* _EXERCISE BRIEF_
Which lines below hold the word "title"? Report each one.

* _RECORDS_
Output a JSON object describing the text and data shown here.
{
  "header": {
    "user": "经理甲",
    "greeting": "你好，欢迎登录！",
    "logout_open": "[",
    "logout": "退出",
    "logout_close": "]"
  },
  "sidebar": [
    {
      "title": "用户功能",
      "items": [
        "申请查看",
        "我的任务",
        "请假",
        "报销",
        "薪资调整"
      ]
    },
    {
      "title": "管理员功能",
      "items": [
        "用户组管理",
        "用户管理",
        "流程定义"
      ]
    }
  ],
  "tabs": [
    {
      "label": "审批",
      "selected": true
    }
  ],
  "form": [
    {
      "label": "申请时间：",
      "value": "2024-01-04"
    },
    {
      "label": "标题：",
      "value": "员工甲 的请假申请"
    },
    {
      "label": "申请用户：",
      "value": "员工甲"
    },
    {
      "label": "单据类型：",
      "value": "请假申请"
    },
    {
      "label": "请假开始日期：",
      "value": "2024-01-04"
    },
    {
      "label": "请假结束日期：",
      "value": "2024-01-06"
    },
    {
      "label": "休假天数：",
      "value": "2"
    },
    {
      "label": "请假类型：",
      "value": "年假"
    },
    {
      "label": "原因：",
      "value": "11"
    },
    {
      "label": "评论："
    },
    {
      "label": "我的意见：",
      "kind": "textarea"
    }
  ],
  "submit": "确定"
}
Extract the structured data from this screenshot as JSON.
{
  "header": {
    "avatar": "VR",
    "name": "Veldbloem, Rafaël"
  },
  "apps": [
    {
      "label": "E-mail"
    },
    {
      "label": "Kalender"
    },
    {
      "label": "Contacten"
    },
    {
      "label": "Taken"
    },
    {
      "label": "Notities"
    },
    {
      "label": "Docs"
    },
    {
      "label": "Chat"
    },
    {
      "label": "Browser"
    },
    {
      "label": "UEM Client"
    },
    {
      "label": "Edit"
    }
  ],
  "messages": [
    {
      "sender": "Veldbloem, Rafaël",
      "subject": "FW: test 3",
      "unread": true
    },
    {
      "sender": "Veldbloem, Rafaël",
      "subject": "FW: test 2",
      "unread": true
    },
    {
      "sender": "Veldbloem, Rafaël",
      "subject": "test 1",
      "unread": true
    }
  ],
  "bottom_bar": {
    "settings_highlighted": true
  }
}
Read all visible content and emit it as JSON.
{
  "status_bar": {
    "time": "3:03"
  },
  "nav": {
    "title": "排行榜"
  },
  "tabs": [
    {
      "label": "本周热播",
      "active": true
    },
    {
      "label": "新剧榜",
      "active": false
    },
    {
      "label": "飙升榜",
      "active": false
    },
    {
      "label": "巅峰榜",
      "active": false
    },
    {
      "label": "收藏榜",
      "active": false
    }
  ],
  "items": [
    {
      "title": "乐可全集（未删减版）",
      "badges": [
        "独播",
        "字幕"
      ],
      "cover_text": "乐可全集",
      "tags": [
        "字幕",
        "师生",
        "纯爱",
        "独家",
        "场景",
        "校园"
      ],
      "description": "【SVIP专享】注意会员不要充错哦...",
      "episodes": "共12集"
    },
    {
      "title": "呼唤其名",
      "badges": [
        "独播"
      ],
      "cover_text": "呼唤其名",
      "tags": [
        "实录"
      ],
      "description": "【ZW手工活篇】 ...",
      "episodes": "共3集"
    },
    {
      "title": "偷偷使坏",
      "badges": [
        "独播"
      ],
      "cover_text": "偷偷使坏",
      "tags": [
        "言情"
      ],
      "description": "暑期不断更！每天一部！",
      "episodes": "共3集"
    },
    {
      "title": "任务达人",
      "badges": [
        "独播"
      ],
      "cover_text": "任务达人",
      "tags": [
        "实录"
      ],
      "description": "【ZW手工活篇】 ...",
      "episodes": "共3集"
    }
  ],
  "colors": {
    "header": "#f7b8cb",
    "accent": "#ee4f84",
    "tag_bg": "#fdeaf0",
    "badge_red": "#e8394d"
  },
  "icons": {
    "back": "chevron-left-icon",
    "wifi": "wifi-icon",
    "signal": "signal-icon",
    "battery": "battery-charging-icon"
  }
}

* _THE ANSWER_
      "title": "用户功能",
      "title": "管理员功能",
    "title": "排行榜"
      "title": "乐可全集（未删减版）",
      "title": "呼唤其名",
      "title": "偷偷使坏",
      "title": "任务达人",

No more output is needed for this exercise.